> _Brief_: Read through the records below and copy each line that uses the word "color".

.....

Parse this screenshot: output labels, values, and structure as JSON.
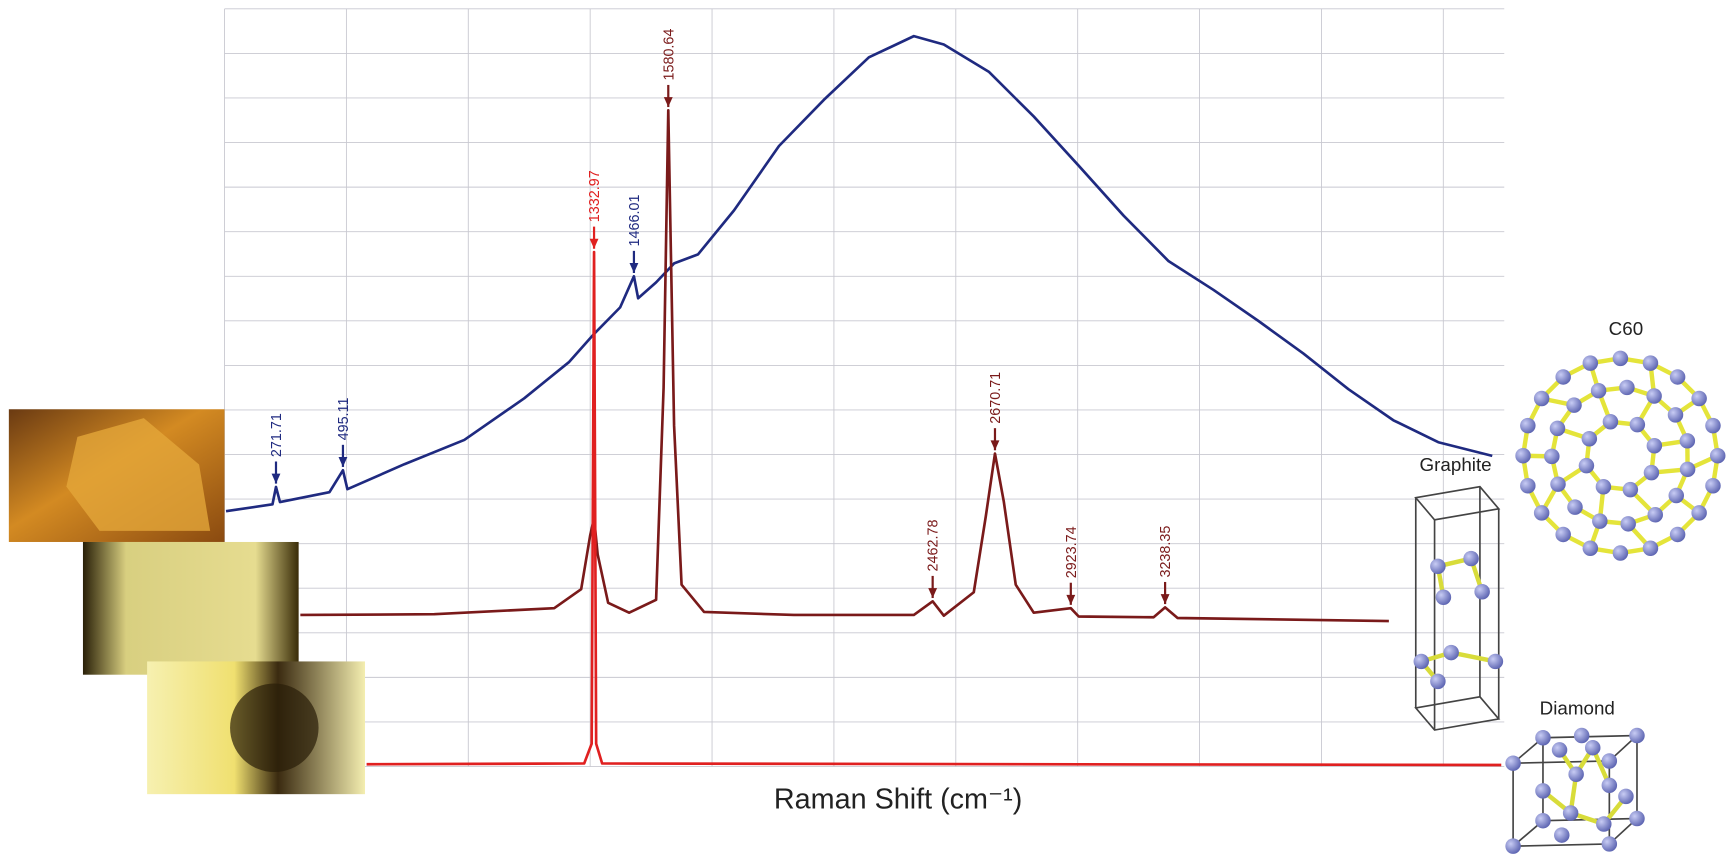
{
  "chart_data": {
    "type": "line",
    "x_label": "Raman Shift (cm⁻¹)",
    "xlim": [
      100,
      4370
    ],
    "ylim": [
      0,
      100
    ],
    "structure_labels": [
      "C60",
      "Graphite",
      "Diamond"
    ],
    "series": [
      {
        "color": "#1f2a80",
        "x": [
          105,
          260,
          271.71,
          285,
          450,
          495.11,
          510,
          700,
          900,
          1100,
          1250,
          1332.97,
          1420,
          1466.01,
          1480,
          1540,
          1600,
          1680,
          1800,
          1950,
          2100,
          2250,
          2400,
          2500,
          2650,
          2800,
          2950,
          3100,
          3250,
          3400,
          3550,
          3700,
          3850,
          4000,
          4150,
          4330
        ],
        "values": [
          33.7,
          34.6,
          36.9,
          34.9,
          36.2,
          39.1,
          36.6,
          39.9,
          43.1,
          48.6,
          53.4,
          57.1,
          60.6,
          64.7,
          61.8,
          63.9,
          66.4,
          67.6,
          73.4,
          81.9,
          88.0,
          93.6,
          96.4,
          95.3,
          91.7,
          85.8,
          79.3,
          72.7,
          66.7,
          62.9,
          58.8,
          54.5,
          49.8,
          45.7,
          42.8,
          41.0
        ],
        "peaks": [
          271.71,
          495.11,
          1466.01
        ]
      },
      {
        "color": "#7a1a1a",
        "x": [
          353,
          800,
          1200,
          1290,
          1320,
          1332.97,
          1345,
          1380,
          1450,
          1540,
          1565,
          1580.64,
          1600,
          1625,
          1700,
          2000,
          2400,
          2462.78,
          2500,
          2600,
          2640,
          2670.71,
          2700,
          2740,
          2800,
          2923.74,
          2950,
          3200,
          3238.35,
          3280,
          3985
        ],
        "values": [
          20.0,
          20.1,
          20.9,
          23.4,
          30.5,
          32.8,
          28.0,
          21.6,
          20.3,
          22.0,
          50.0,
          86.6,
          45.0,
          24.0,
          20.4,
          20.0,
          20.0,
          21.8,
          19.9,
          23.0,
          33.0,
          41.3,
          35.0,
          24.0,
          20.3,
          20.9,
          19.8,
          19.7,
          21.0,
          19.6,
          19.2
        ],
        "peaks": [
          1580.64,
          2462.78,
          2670.71,
          2923.74,
          3238.35
        ]
      },
      {
        "color": "#e02020",
        "x": [
          574,
          1300,
          1325,
          1332.97,
          1340,
          1360,
          4360
        ],
        "values": [
          0.3,
          0.4,
          3.0,
          67.9,
          3.0,
          0.4,
          0.2
        ],
        "peaks": [
          1332.97
        ]
      }
    ]
  }
}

.....

> _Answer to the problem_:
        "color": "#1f2a80",
        "color": "#7a1a1a",
        "color": "#e02020",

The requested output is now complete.